What you will do
Below are the entries; count the lines in them that contain the word "execution" and give only the number.

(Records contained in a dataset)
## Begin

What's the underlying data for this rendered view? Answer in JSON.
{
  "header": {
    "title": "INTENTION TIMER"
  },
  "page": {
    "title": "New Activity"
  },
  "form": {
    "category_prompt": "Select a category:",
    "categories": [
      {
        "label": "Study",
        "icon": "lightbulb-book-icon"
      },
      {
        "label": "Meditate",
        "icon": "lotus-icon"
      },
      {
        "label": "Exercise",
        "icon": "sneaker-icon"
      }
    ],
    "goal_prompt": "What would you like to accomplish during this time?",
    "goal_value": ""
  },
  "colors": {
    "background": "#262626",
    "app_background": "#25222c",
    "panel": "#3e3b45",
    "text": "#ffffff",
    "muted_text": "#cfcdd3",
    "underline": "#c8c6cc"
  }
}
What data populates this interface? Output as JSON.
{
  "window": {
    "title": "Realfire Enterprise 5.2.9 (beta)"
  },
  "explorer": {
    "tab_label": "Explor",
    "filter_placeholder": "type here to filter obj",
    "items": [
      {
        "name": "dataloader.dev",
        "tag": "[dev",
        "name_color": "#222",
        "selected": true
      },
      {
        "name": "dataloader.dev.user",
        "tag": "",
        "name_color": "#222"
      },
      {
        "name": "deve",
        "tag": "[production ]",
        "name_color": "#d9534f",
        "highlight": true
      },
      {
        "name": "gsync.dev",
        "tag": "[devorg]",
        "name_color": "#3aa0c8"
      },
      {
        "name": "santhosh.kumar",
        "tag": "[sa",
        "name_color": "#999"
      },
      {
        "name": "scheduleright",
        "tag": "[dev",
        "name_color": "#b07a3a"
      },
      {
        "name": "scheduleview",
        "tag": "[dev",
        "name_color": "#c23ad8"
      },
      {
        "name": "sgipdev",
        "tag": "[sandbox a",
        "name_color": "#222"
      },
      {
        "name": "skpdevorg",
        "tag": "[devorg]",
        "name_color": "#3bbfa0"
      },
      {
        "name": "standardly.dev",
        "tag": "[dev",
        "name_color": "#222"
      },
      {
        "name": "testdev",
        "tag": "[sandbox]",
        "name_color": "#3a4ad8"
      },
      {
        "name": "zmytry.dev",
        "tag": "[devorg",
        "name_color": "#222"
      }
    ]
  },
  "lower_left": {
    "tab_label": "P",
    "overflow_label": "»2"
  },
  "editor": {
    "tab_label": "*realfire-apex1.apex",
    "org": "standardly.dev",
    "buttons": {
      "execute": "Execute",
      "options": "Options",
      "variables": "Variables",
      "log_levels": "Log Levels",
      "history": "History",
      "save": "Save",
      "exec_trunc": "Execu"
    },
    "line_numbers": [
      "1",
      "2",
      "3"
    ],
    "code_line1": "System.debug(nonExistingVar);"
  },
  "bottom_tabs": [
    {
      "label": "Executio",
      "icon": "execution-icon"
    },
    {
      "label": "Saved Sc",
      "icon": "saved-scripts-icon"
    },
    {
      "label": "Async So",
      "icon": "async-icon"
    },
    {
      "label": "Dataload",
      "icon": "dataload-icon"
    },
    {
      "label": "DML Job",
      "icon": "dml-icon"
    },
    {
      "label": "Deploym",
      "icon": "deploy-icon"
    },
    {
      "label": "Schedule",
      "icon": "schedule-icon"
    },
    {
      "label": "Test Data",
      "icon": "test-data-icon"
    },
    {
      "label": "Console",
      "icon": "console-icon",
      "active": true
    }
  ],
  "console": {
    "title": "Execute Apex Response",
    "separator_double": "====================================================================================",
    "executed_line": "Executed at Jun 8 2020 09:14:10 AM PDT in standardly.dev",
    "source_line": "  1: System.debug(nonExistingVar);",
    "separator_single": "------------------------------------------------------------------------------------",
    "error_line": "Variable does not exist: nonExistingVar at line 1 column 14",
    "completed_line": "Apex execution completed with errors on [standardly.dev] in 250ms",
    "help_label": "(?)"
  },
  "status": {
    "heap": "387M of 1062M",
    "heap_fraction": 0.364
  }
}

## End

Final answer
2